What you are asked to do ▸ Can you output the material exactly as written, minus any pictures it holds?

Input data ▸

--------------------------------

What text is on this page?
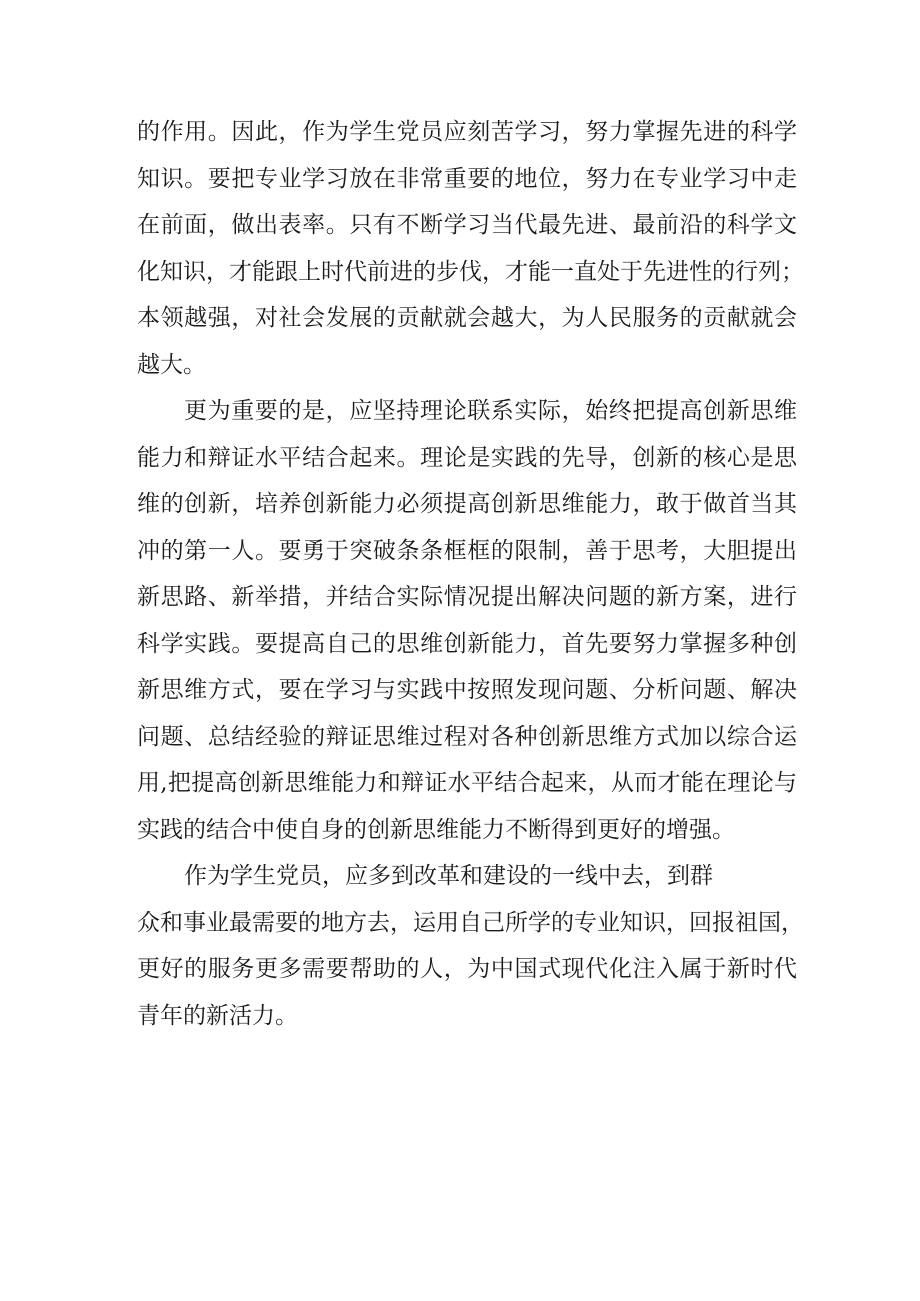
的作用。因此，作为学生党员应刻苦学习，努力掌握先进的科学
知识。要把专业学习放在非常重要的地位，努力在专业学习中走
在前面，做出表率。只有不断学习当代最先进、最前沿的科学文
化知识，才能跟上时代前进的步伐，才能一直处于先进性的行列；
本领越强，对社会发展的贡献就会越大，为人民服务的贡献就会
越大。
更为重要的是，应坚持理论联系实际，始终把提高创新思维
能力和辩证水平结合起来。理论是实践的先导，创新的核心是思
维的创新，培养创新能力必须提高创新思维能力，敢于做首当其
冲的第一人。要勇于突破条条框框的限制，善于思考，大胆提出
新思路、新举措，并结合实际情况提出解决问题的新方案，进行
科学实践。要提高自己的思维创新能力，首先要努力掌握多种创
新思维方式，要在学习与实践中按照发现问题、分析问题、解决
问题、总结经验的辩证思维过程对各种创新思维方式加以综合运
用,把提高创新思维能力和辩证水平结合起来，从而才能在理论与
实践的结合中使自身的创新思维能力不断得到更好的增强。
作为学生党员，应多到改革和建设的一线中去，到群
众和事业最需要的地方去，运用自己所学的专业知识，回报祖国，
更好的服务更多需要帮助的人，为中国式现代化注入属于新时代
青年的新活力。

--------------------------------

Task solution ▸
What text is on this page?
的作用。因此，作为学生党员应刻苦学习，努力掌握先进的科学
知识。要把专业学习放在非常重要的地位，努力在专业学习中走
在前面，做出表率。只有不断学习当代最先进、最前沿的科学文
化知识，才能跟上时代前进的步伐，才能一直处于先进性的行列；
本领越强，对社会发展的贡献就会越大，为人民服务的贡献就会
越大。
更为重要的是，应坚持理论联系实际，始终把提高创新思维
能力和辩证水平结合起来。理论是实践的先导，创新的核心是思
维的创新，培养创新能力必须提高创新思维能力，敢于做首当其
冲的第一人。要勇于突破条条框框的限制，善于思考，大胆提出
新思路、新举措，并结合实际情况提出解决问题的新方案，进行
科学实践。要提高自己的思维创新能力，首先要努力掌握多种创
新思维方式，要在学习与实践中按照发现问题、分析问题、解决
问题、总结经验的辩证思维过程对各种创新思维方式加以综合运
用,把提高创新思维能力和辩证水平结合起来，从而才能在理论与
实践的结合中使自身的创新思维能力不断得到更好的增强。
作为学生党员，应多到改革和建设的一线中去，到群
众和事业最需要的地方去，运用自己所学的专业知识，回报祖国，
更好的服务更多需要帮助的人，为中国式现代化注入属于新时代
青年的新活力。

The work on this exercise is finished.